-- Excerpted data follows --

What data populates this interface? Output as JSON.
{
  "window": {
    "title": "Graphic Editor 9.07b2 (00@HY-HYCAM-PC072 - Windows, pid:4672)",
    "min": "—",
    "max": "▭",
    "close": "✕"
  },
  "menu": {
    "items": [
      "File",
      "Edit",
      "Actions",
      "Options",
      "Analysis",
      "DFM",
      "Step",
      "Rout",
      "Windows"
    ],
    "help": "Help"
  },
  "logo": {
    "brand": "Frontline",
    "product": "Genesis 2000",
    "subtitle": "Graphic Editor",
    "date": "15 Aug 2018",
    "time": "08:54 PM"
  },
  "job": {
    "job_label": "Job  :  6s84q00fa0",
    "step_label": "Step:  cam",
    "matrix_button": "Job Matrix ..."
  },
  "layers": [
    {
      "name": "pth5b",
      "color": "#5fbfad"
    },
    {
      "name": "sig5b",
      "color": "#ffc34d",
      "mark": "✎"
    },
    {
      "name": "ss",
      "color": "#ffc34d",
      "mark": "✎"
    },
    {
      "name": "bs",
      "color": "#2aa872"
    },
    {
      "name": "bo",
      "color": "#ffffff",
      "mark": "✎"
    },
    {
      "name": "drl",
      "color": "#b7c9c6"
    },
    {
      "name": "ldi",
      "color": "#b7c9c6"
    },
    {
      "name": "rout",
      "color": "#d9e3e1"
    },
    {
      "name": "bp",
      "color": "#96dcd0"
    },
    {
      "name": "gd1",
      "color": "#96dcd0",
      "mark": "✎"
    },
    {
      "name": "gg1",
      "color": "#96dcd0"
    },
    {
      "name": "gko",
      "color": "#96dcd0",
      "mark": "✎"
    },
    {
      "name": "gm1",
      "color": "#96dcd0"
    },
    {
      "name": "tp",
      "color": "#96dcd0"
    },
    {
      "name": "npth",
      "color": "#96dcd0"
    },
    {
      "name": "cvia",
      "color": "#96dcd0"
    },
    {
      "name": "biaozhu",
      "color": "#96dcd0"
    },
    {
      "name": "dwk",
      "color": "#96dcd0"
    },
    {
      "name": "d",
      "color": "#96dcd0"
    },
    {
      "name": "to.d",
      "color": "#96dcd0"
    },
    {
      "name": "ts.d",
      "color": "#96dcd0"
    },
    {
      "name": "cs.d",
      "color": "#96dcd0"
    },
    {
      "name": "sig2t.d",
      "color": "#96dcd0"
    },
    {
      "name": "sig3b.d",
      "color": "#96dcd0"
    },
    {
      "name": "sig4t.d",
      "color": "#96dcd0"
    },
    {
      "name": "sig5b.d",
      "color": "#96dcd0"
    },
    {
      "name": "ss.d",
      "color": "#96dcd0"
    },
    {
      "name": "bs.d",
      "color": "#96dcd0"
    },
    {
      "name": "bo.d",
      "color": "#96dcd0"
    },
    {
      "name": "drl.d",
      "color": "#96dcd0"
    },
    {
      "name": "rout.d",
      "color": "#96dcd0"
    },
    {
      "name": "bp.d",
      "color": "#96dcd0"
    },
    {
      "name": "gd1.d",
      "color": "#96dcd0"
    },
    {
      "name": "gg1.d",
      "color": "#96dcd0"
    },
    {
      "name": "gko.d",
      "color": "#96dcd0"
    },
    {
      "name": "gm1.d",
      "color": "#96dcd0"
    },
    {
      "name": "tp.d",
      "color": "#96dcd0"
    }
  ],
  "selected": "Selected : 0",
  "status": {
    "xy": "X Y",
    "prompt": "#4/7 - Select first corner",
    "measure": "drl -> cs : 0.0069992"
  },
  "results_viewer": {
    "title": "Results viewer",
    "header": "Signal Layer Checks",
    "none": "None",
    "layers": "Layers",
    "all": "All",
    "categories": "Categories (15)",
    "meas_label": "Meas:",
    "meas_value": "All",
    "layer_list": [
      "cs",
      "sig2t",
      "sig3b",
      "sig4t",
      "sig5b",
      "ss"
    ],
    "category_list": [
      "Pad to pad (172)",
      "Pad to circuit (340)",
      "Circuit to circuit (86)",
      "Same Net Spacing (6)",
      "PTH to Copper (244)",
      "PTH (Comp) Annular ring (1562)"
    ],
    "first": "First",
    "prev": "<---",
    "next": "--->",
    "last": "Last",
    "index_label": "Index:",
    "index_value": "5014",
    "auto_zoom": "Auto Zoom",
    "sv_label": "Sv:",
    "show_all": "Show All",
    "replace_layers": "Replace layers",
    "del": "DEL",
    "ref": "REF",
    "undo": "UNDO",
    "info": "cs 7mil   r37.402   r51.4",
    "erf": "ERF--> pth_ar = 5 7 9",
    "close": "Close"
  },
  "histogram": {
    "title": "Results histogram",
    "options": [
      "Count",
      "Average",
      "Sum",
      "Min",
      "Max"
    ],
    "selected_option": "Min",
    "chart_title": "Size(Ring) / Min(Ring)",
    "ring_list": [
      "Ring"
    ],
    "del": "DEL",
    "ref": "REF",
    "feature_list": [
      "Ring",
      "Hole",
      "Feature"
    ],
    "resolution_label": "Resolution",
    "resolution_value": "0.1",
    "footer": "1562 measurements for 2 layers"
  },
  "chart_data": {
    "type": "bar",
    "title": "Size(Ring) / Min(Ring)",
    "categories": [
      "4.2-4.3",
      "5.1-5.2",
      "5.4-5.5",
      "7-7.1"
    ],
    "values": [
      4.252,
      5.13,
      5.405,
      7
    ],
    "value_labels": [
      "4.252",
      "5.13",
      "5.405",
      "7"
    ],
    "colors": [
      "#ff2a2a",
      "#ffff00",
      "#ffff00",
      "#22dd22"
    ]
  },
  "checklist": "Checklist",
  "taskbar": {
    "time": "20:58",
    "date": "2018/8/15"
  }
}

-- Excerpted data concluded --

## The problem
An exact copy of all the entries is what's needed; write it out.

## Answer to this problem
What data populates this interface? Output as JSON.
{
  "window": {
    "title": "Graphic Editor 9.07b2 (00@HY-HYCAM-PC072 - Windows, pid:4672)",
    "min": "—",
    "max": "▭",
    "close": "✕"
  },
  "menu": {
    "items": [
      "File",
      "Edit",
      "Actions",
      "Options",
      "Analysis",
      "DFM",
      "Step",
      "Rout",
      "Windows"
    ],
    "help": "Help"
  },
  "logo": {
    "brand": "Frontline",
    "product": "Genesis 2000",
    "subtitle": "Graphic Editor",
    "date": "15 Aug 2018",
    "time": "08:54 PM"
  },
  "job": {
    "job_label": "Job  :  6s84q00fa0",
    "step_label": "Step:  cam",
    "matrix_button": "Job Matrix ..."
  },
  "layers": [
    {
      "name": "pth5b",
      "color": "#5fbfad"
    },
    {
      "name": "sig5b",
      "color": "#ffc34d",
      "mark": "✎"
    },
    {
      "name": "ss",
      "color": "#ffc34d",
      "mark": "✎"
    },
    {
      "name": "bs",
      "color": "#2aa872"
    },
    {
      "name": "bo",
      "color": "#ffffff",
      "mark": "✎"
    },
    {
      "name": "drl",
      "color": "#b7c9c6"
    },
    {
      "name": "ldi",
      "color": "#b7c9c6"
    },
    {
      "name": "rout",
      "color": "#d9e3e1"
    },
    {
      "name": "bp",
      "color": "#96dcd0"
    },
    {
      "name": "gd1",
      "color": "#96dcd0",
      "mark": "✎"
    },
    {
      "name": "gg1",
      "color": "#96dcd0"
    },
    {
      "name": "gko",
      "color": "#96dcd0",
      "mark": "✎"
    },
    {
      "name": "gm1",
      "color": "#96dcd0"
    },
    {
      "name": "tp",
      "color": "#96dcd0"
    },
    {
      "name": "npth",
      "color": "#96dcd0"
    },
    {
      "name": "cvia",
      "color": "#96dcd0"
    },
    {
      "name": "biaozhu",
      "color": "#96dcd0"
    },
    {
      "name": "dwk",
      "color": "#96dcd0"
    },
    {
      "name": "d",
      "color": "#96dcd0"
    },
    {
      "name": "to.d",
      "color": "#96dcd0"
    },
    {
      "name": "ts.d",
      "color": "#96dcd0"
    },
    {
      "name": "cs.d",
      "color": "#96dcd0"
    },
    {
      "name": "sig2t.d",
      "color": "#96dcd0"
    },
    {
      "name": "sig3b.d",
      "color": "#96dcd0"
    },
    {
      "name": "sig4t.d",
      "color": "#96dcd0"
    },
    {
      "name": "sig5b.d",
      "color": "#96dcd0"
    },
    {
      "name": "ss.d",
      "color": "#96dcd0"
    },
    {
      "name": "bs.d",
      "color": "#96dcd0"
    },
    {
      "name": "bo.d",
      "color": "#96dcd0"
    },
    {
      "name": "drl.d",
      "color": "#96dcd0"
    },
    {
      "name": "rout.d",
      "color": "#96dcd0"
    },
    {
      "name": "bp.d",
      "color": "#96dcd0"
    },
    {
      "name": "gd1.d",
      "color": "#96dcd0"
    },
    {
      "name": "gg1.d",
      "color": "#96dcd0"
    },
    {
      "name": "gko.d",
      "color": "#96dcd0"
    },
    {
      "name": "gm1.d",
      "color": "#96dcd0"
    },
    {
      "name": "tp.d",
      "color": "#96dcd0"
    }
  ],
  "selected": "Selected : 0",
  "status": {
    "xy": "X Y",
    "prompt": "#4/7 - Select first corner",
    "measure": "drl -> cs : 0.0069992"
  },
  "results_viewer": {
    "title": "Results viewer",
    "header": "Signal Layer Checks",
    "none": "None",
    "layers": "Layers",
    "all": "All",
    "categories": "Categories (15)",
    "meas_label": "Meas:",
    "meas_value": "All",
    "layer_list": [
      "cs",
      "sig2t",
      "sig3b",
      "sig4t",
      "sig5b",
      "ss"
    ],
    "category_list": [
      "Pad to pad (172)",
      "Pad to circuit (340)",
      "Circuit to circuit (86)",
      "Same Net Spacing (6)",
      "PTH to Copper (244)",
      "PTH (Comp) Annular ring (1562)"
    ],
    "first": "First",
    "prev": "<---",
    "next": "--->",
    "last": "Last",
    "index_label": "Index:",
    "index_value": "5014",
    "auto_zoom": "Auto Zoom",
    "sv_label": "Sv:",
    "show_all": "Show All",
    "replace_layers": "Replace layers",
    "del": "DEL",
    "ref": "REF",
    "undo": "UNDO",
    "info": "cs 7mil   r37.402   r51.4",
    "erf": "ERF--> pth_ar = 5 7 9",
    "close": "Close"
  },
  "histogram": {
    "title": "Results histogram",
    "options": [
      "Count",
      "Average",
      "Sum",
      "Min",
      "Max"
    ],
    "selected_option": "Min",
    "chart_title": "Size(Ring) / Min(Ring)",
    "ring_list": [
      "Ring"
    ],
    "del": "DEL",
    "ref": "REF",
    "feature_list": [
      "Ring",
      "Hole",
      "Feature"
    ],
    "resolution_label": "Resolution",
    "resolution_value": "0.1",
    "footer": "1562 measurements for 2 layers"
  },
  "chart_data": {
    "type": "bar",
    "title": "Size(Ring) / Min(Ring)",
    "categories": [
      "4.2-4.3",
      "5.1-5.2",
      "5.4-5.5",
      "7-7.1"
    ],
    "values": [
      4.252,
      5.13,
      5.405,
      7
    ],
    "value_labels": [
      "4.252",
      "5.13",
      "5.405",
      "7"
    ],
    "colors": [
      "#ff2a2a",
      "#ffff00",
      "#ffff00",
      "#22dd22"
    ]
  },
  "checklist": "Checklist",
  "taskbar": {
    "time": "20:58",
    "date": "2018/8/15"
  }
}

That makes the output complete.